# EXTRACTED TEXT start

Tags for Identifying Languages--RFC 1766

Alternate Formats
This Appendix (Word 6 Format)

Related Content
iso31366.html (Country Codes)  |  iso639.html (Language Codes)  |  References

In Internet applications, tags for identifying languages are specified by Internet RFC 1766. These are the tags used in HTML LANG attributes to specify the language used within the associated HTML element. This specification is based on the ISO standards for language (ISO 639) and country codes (ISO 3166), with extensions for situations not covered by these standards.

A language tag takes the general form

lang-subtag-subtag2...

where lang is a string of case-insensitive ASCII letters (a-z) specifying the language, and subtag is an optional, case-insensitive extension defining a subgroup of that language (there can be multiple subtag values, separated by successive dashes). Each string can have at most eight characters, with the prefix x- indicating a value defined for private use. Although uppercase letters are allowed, their use is discouraged within the lang portion of the tag. The following is a more detailed description of the meaning and allowed values for these fields.

Lang. This refers to the base language. If this string only contains two characters, then it indicates one of the language codes specified in ISO 639. For example, fr refers to the French language, and ja to Japanese. The only other allowed values are private codes, beginning with the prefix x-.

# EXTRACTED TEXT end
# DATA RECORDS start

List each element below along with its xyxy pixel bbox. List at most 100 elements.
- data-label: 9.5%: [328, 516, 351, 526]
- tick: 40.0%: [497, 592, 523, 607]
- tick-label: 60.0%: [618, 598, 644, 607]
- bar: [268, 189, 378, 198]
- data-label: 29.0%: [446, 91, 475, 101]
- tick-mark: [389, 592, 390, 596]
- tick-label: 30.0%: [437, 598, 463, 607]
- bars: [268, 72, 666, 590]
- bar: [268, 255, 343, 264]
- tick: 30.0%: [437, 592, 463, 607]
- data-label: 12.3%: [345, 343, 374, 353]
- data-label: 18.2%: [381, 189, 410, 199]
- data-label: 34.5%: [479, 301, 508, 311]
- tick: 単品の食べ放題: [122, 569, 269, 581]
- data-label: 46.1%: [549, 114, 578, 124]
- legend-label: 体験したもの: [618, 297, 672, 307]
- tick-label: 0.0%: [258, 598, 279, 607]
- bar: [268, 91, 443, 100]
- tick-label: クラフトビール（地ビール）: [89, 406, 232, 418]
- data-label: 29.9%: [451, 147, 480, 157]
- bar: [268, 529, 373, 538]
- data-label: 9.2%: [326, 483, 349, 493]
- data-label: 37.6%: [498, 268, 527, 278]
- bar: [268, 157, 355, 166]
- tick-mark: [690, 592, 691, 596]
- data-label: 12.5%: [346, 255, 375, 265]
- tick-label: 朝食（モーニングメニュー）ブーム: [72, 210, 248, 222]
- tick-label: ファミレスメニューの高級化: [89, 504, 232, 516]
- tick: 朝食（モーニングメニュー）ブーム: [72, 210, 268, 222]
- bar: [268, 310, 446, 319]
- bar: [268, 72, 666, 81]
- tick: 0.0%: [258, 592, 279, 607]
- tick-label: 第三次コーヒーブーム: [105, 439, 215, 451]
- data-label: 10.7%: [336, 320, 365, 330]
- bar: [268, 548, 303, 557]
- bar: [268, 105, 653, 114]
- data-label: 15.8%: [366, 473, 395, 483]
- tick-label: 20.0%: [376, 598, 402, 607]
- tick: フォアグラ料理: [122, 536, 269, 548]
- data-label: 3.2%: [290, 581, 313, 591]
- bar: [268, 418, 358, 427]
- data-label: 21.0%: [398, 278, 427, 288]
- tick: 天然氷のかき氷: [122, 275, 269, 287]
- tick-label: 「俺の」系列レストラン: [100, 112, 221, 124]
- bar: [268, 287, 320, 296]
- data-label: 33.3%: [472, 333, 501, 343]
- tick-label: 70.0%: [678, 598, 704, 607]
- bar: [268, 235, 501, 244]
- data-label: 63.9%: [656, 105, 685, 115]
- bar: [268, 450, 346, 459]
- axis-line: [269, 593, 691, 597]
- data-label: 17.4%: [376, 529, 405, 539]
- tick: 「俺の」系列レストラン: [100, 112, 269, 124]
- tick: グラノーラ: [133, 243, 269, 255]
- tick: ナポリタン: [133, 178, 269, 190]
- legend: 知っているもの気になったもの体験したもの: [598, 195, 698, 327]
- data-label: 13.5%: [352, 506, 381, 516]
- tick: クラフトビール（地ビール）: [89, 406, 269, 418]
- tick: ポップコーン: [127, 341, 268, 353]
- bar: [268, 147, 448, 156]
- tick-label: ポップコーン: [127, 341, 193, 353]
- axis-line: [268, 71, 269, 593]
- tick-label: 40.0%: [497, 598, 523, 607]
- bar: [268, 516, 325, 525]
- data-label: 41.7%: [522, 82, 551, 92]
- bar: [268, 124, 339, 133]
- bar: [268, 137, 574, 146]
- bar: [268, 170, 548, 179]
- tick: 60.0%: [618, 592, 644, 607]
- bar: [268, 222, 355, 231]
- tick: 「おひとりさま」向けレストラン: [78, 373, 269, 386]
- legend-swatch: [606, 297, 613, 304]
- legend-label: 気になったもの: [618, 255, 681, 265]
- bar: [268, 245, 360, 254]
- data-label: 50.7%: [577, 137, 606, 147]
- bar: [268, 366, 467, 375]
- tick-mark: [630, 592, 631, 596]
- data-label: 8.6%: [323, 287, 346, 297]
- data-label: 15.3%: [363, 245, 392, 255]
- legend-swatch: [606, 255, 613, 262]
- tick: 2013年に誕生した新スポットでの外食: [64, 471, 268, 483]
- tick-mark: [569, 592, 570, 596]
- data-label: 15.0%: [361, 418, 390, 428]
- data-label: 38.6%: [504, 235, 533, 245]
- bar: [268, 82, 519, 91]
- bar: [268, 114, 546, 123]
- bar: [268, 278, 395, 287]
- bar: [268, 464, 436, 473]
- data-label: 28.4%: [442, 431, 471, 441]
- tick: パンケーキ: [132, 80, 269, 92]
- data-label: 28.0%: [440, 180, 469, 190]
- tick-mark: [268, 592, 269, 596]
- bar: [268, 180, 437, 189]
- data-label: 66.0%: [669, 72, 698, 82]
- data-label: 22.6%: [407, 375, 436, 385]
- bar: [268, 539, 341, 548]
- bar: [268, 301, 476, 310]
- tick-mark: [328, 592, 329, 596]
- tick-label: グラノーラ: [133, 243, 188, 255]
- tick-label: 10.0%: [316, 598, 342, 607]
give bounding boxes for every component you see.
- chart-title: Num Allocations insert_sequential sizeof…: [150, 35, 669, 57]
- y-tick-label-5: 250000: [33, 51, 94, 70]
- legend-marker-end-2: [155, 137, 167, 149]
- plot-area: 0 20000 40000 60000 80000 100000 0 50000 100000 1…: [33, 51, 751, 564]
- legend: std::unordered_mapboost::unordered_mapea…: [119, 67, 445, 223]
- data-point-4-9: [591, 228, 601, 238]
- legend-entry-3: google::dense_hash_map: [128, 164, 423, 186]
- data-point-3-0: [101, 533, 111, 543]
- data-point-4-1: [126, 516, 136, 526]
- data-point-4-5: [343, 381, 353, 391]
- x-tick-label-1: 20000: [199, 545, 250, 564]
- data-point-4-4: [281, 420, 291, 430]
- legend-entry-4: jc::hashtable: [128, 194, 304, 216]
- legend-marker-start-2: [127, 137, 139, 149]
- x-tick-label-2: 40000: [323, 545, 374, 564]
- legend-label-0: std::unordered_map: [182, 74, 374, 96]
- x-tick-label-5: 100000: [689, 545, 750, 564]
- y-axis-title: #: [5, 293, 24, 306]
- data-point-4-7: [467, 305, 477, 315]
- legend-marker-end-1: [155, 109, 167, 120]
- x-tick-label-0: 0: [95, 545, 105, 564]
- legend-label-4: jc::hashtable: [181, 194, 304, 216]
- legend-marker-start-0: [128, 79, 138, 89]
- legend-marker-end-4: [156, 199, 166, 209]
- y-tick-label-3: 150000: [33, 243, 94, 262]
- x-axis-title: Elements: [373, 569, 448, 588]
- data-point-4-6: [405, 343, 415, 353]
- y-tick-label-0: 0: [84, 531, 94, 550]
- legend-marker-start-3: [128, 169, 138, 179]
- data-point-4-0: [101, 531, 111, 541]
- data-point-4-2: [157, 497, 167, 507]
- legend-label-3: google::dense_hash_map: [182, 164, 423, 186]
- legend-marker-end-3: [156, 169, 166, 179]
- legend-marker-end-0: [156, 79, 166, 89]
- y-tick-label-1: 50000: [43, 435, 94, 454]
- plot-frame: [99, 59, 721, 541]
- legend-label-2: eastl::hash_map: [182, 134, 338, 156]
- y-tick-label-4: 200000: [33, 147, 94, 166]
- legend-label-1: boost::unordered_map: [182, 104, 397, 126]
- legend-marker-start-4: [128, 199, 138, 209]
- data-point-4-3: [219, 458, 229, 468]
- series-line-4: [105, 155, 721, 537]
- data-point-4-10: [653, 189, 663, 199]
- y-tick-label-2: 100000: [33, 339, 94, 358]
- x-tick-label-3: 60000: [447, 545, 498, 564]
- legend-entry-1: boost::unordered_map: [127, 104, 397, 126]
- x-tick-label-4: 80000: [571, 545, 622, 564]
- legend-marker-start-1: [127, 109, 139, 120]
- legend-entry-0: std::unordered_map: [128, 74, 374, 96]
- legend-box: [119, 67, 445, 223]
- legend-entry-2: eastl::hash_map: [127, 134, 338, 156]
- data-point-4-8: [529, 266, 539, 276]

# DATA RECORDS end

● TASKS FOR THIS EXERCISE
**1.** From the text on RFC 1766 language tags, copy everything from "lang-subtag-subtag2..." down to "the prefix x-.".
**2.** In the text on RFC 1766 language tags, what is the greatest number of characters each string in a tag may have?
**3.** Continue the text on RFC 1766 language tags from where it stops.

● EXPECTED RESULTS
**1.**
lang-subtag-subtag2...

where lang is a string of case-insensitive ASCII letters (a-z) specifying the language, and subtag is an optional, case-insensitive extension defining a subgroup of that language (there can be multiple subtag values, separated by successive dashes). Each string can have at most eight characters, with the prefix x- indicating a value defined for private use. Although uppercase letters are allowed, their use is discouraged within the lang portion of the tag. The following is a more detailed description of the meaning and allowed values for these fields.

Lang. This refers to the base language. If this string only contains two characters, then it indicates one of the language codes specified in ISO 639. For example, fr refers to the French language, and ja to Japanese. The only other allowed values are private codes, beginning with the prefix x-.

**2.** Eight characters.

**3.**
Subtag. This refers to a variant of a language, usually via two-letter national variant codes specified in ISO 3166 (e.g., fr-CA for Canadian French). Also allowed are values that refer to dialects (e.g., en-cockney), or that account for physical script variations appropriate to a language. National variant subtags are traditionally written in uppercase, although this is not required--the value is case-insensitive. Language codes can be used without country codes. This implies generic settings appropriate to the language.

The following table illustrates some language tags:

Language Tag Description
en-US American English
en-cockney Cockney dialect of English
x-romulan Romulan language
ar-EG Egyptian Arabic
fr French (generic)

Most modern browsers support language tags within the browser's configuration menus, and use this information to compose Accept-Language HTTP headers that the browser sends to the server when requesting a resource. A few browsers, such as Tango from Alis Technologies (www.alis.com), support language tags within the HTML element LANG attributes, and use this information to modify the presentation of the text.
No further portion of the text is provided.